Exercise description: Copy each line below in which the word "Retail" occurs.

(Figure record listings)
───
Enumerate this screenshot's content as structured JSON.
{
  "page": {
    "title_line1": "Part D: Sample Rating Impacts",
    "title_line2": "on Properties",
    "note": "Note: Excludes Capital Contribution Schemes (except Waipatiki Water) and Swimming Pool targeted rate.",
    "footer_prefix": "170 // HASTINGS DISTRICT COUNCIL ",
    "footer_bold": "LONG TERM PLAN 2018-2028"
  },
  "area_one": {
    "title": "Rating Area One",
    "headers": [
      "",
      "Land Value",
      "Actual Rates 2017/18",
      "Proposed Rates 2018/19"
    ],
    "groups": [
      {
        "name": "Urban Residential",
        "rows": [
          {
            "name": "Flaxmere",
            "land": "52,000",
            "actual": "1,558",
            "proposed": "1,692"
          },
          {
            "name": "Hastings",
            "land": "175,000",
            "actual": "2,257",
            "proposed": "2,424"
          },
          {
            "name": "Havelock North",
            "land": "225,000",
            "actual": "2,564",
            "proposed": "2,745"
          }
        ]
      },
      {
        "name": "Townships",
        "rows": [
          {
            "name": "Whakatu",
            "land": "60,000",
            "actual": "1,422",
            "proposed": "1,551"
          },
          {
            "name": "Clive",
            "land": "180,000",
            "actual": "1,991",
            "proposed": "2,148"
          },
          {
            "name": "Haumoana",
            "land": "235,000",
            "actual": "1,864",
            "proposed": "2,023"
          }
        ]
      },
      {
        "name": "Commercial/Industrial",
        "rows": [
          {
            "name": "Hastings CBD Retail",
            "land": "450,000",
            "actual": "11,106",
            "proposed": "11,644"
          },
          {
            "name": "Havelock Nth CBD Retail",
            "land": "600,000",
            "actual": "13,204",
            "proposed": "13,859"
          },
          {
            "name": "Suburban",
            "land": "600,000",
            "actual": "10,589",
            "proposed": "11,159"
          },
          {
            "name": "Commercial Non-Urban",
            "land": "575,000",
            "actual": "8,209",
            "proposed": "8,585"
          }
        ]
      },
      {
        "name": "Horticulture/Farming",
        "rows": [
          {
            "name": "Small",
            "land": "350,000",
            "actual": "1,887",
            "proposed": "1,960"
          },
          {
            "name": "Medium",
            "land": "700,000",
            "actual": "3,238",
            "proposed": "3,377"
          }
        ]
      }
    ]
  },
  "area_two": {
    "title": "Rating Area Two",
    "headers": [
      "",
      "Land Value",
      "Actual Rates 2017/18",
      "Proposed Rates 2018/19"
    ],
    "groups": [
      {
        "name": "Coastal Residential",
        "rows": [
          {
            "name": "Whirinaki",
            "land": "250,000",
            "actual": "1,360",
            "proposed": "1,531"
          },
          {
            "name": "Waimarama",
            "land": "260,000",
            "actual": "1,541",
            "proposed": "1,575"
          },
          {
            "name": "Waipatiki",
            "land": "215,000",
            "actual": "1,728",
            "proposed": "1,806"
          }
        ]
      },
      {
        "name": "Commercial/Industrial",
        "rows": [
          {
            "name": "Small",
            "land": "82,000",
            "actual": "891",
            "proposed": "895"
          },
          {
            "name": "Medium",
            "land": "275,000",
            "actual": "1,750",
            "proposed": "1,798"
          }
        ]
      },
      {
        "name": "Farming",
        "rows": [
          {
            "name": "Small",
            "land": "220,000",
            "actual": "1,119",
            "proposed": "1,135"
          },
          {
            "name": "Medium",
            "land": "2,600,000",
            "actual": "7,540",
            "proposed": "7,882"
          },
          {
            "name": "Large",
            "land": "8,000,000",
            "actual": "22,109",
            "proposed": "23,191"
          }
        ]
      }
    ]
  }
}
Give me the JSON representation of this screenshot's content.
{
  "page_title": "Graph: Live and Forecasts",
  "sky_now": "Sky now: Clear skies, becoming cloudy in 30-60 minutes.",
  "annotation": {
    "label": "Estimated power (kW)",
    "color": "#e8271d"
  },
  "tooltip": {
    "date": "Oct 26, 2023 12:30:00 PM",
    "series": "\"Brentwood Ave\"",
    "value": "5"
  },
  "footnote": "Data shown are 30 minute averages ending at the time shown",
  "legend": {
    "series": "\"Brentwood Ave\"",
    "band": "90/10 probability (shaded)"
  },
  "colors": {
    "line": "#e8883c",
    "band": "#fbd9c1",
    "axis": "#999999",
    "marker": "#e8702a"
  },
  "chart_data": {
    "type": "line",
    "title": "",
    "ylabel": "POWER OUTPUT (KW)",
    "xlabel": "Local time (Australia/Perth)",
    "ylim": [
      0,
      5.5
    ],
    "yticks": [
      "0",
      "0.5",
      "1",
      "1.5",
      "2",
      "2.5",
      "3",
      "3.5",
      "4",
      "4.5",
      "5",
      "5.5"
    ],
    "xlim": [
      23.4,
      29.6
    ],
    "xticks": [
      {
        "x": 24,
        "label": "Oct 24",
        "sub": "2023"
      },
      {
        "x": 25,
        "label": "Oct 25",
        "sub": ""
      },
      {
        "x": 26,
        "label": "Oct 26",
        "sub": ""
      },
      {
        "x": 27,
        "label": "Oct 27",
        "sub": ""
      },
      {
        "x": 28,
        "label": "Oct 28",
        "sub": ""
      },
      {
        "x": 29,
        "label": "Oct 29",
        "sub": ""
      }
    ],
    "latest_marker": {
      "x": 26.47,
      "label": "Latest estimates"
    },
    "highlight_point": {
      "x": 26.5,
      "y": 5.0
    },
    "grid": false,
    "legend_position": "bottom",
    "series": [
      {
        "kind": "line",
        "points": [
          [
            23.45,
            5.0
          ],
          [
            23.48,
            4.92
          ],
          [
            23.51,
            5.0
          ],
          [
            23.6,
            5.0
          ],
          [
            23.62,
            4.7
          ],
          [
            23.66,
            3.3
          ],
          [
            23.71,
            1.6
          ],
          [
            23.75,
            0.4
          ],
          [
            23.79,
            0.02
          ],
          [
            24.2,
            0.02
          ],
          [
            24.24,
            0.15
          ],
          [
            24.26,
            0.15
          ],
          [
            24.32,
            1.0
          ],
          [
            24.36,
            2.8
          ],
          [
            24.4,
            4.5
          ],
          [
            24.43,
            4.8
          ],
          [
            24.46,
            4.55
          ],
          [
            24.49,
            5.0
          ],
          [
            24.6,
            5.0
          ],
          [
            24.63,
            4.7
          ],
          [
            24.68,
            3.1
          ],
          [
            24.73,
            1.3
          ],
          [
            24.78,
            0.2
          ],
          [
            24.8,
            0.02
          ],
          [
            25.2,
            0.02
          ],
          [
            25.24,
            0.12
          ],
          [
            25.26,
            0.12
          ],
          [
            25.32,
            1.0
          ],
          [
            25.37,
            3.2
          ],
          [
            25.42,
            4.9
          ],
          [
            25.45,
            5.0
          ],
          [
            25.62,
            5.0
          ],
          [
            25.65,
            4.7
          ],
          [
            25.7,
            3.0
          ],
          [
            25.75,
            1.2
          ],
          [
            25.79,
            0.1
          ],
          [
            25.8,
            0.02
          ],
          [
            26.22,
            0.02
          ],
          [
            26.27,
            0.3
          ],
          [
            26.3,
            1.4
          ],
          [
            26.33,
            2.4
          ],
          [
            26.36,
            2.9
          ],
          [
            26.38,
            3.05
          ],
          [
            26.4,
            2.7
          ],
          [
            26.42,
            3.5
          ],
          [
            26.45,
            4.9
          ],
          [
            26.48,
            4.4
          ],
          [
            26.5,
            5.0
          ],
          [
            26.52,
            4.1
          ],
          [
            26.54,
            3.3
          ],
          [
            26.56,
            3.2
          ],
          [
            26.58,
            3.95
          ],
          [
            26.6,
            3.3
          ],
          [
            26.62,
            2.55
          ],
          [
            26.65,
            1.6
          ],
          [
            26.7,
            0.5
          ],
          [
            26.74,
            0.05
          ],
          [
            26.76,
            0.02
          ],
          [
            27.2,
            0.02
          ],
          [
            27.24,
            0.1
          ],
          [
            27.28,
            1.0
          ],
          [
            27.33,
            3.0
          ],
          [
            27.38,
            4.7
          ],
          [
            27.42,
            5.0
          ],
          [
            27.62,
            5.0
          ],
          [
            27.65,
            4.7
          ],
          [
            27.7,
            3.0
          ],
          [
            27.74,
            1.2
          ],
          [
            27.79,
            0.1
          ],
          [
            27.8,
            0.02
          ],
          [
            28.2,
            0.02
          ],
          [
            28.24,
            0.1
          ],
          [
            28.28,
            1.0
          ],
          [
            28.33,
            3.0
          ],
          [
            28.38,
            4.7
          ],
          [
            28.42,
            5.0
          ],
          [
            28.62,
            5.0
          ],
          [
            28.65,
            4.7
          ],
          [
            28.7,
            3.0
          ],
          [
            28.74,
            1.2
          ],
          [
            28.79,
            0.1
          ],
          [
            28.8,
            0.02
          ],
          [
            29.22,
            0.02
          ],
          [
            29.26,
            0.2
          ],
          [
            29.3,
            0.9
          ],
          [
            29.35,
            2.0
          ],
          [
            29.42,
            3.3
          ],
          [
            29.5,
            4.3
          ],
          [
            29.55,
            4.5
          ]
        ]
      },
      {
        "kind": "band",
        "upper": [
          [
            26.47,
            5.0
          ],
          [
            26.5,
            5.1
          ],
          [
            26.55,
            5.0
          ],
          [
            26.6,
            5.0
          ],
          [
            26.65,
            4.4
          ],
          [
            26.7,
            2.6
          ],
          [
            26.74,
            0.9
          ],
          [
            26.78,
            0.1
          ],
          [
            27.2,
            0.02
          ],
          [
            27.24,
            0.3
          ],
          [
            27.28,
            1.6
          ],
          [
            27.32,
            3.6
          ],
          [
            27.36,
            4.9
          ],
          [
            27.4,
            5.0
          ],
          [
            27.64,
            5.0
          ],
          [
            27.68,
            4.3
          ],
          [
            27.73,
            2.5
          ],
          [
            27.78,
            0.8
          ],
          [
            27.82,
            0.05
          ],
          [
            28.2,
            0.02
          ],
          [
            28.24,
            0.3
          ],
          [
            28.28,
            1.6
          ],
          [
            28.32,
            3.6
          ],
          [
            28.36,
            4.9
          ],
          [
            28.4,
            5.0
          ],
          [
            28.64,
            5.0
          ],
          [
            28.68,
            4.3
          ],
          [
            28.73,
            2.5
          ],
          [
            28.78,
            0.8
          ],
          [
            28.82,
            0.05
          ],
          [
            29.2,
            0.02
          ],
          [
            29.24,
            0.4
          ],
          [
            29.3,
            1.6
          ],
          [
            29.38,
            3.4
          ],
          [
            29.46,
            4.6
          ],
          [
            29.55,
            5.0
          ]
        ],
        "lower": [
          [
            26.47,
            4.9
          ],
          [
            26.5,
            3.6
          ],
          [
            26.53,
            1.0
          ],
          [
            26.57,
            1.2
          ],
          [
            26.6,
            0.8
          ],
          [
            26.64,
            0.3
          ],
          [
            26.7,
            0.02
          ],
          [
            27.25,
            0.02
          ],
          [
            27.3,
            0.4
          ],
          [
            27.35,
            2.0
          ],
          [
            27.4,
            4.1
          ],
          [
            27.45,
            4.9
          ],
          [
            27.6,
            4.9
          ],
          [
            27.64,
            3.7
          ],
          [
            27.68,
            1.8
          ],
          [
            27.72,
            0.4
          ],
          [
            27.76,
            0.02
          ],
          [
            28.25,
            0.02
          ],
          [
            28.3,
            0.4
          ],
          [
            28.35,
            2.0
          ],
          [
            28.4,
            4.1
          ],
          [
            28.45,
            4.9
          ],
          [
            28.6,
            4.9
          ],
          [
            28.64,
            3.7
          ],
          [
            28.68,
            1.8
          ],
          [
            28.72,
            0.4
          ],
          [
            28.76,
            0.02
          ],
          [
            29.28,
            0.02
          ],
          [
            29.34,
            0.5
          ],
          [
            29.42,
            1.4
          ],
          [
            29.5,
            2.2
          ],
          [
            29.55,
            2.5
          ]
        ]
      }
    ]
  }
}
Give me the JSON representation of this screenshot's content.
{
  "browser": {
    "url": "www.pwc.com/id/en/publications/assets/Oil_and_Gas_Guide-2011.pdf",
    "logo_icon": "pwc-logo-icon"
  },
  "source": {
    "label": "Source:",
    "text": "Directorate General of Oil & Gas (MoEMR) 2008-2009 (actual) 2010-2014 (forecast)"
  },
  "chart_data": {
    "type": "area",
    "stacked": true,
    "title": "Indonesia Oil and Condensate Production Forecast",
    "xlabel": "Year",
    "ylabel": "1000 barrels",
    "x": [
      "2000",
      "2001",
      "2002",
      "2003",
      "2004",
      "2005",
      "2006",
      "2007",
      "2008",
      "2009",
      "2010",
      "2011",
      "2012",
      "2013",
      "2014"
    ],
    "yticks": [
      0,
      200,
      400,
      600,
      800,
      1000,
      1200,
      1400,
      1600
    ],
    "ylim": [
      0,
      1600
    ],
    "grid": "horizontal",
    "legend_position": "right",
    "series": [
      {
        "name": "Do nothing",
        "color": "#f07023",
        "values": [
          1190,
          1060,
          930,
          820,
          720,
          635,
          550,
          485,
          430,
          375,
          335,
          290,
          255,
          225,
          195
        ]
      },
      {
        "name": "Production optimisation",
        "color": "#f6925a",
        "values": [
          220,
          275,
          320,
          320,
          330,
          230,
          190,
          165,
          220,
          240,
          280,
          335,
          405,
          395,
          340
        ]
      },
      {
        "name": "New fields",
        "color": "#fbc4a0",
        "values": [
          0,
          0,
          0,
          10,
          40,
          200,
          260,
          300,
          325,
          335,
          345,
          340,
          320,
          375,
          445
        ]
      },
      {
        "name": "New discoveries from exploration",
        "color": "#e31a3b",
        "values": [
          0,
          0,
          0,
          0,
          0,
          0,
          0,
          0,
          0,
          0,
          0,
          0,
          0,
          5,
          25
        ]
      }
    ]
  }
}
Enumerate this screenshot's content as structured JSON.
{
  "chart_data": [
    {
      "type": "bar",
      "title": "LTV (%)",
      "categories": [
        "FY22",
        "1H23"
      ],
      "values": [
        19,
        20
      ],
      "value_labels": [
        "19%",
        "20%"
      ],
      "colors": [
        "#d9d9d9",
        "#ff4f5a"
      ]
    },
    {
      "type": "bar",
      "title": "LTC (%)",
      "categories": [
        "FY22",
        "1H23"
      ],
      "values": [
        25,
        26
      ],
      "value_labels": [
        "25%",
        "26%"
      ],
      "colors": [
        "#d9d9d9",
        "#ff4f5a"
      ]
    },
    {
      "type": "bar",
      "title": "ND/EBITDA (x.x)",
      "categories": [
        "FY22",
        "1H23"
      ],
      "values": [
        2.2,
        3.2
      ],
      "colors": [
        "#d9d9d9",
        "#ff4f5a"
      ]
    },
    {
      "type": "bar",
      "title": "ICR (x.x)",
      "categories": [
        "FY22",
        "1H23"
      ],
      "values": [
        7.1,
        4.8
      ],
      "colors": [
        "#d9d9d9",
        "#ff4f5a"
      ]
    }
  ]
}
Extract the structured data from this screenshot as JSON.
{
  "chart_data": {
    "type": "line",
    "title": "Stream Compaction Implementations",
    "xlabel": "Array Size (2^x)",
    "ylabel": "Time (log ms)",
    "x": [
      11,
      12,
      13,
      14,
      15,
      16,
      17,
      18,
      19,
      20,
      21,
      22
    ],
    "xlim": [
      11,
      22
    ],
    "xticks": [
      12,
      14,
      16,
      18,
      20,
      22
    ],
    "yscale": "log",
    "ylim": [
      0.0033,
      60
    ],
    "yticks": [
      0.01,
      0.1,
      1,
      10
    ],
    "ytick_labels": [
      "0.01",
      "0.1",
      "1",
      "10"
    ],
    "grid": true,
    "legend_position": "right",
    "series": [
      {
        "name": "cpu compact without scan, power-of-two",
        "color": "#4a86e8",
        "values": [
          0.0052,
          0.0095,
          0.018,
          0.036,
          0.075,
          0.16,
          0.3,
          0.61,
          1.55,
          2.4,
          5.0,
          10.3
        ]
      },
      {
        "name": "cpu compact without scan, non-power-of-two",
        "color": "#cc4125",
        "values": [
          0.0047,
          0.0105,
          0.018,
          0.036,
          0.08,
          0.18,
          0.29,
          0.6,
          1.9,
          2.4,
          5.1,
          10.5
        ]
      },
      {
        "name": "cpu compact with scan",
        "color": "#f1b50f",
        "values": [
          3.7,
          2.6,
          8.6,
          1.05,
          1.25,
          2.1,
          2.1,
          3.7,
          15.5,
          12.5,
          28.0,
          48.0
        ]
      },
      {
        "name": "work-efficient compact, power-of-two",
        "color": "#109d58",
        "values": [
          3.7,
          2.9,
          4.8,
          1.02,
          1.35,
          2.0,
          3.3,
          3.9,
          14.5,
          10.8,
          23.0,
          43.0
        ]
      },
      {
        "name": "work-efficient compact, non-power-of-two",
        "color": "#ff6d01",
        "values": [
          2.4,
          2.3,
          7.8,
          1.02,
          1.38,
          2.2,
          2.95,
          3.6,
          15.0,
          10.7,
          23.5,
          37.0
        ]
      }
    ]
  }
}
───
Worked answer:
            "name": "Hastings CBD Retail",
            "name": "Havelock Nth CBD Retail",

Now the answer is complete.